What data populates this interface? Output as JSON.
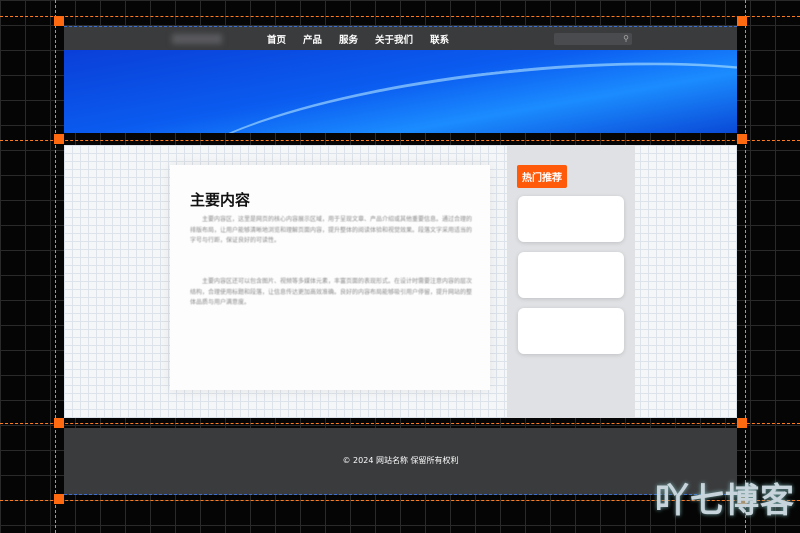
{
  "header": {
    "nav": [
      "首页",
      "产品",
      "服务",
      "关于我们",
      "联系"
    ],
    "search_icon": "search-icon"
  },
  "main": {
    "title": "主要内容",
    "paragraphs": [
      "主要内容区，这里是网页的核心内容展示区域，用于呈现文章、产品介绍或其他重要信息。通过合理的排版布局，让用户能够清晰地浏览和理解页面内容，提升整体的阅读体验和视觉效果。段落文字采用适当的字号与行距，保证良好的可读性。",
      "主要内容区还可以包含图片、视频等多媒体元素，丰富页面的表现形式。在设计时需要注意内容的层次结构，合理使用标题和段落，让信息传达更加高效准确。良好的内容布局能够吸引用户停留，提升网站的整体品质与用户满意度。"
    ]
  },
  "sidebar": {
    "badge": "热门推荐"
  },
  "footer": {
    "copyright": "© 2024 网站名称 保留所有权利"
  },
  "watermark": "吖七博客"
}
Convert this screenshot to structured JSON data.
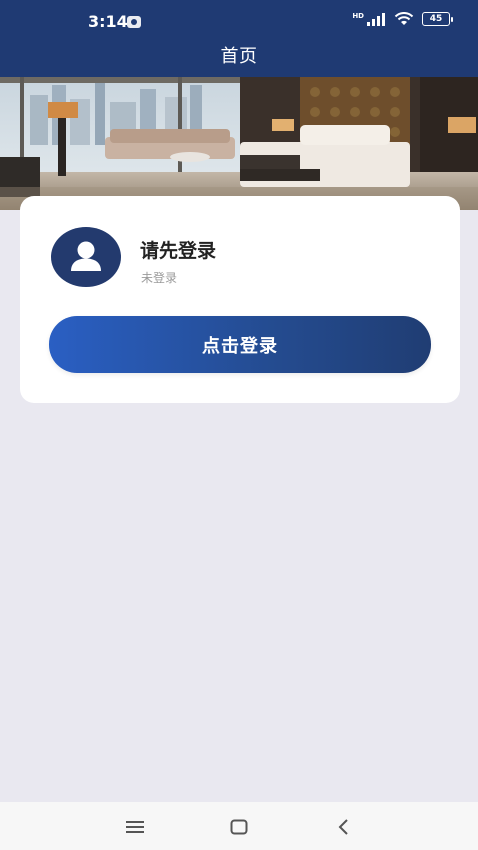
{
  "status_bar": {
    "time": "3:14",
    "hd_label": "HD",
    "battery": "45"
  },
  "header": {
    "title": "首页"
  },
  "profile": {
    "name": "请先登录",
    "status": "未登录",
    "login_button_label": "点击登录"
  },
  "colors": {
    "primary": "#1f3a73",
    "button_gradient_start": "#2a5fc3",
    "button_gradient_end": "#203d73",
    "background": "#e9e8f0"
  },
  "icons": {
    "avatar": "user-icon",
    "nav_menu": "menu-icon",
    "nav_home": "home-square-icon",
    "nav_back": "back-chevron-icon"
  }
}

********

SET PROBLEM: Search the listing for the word "this". Copy every line in which it occurs.

WRITTEN RESPONSE:
What data populates this interface? Output as JSON.
Convert this screenshot to structured JSON data.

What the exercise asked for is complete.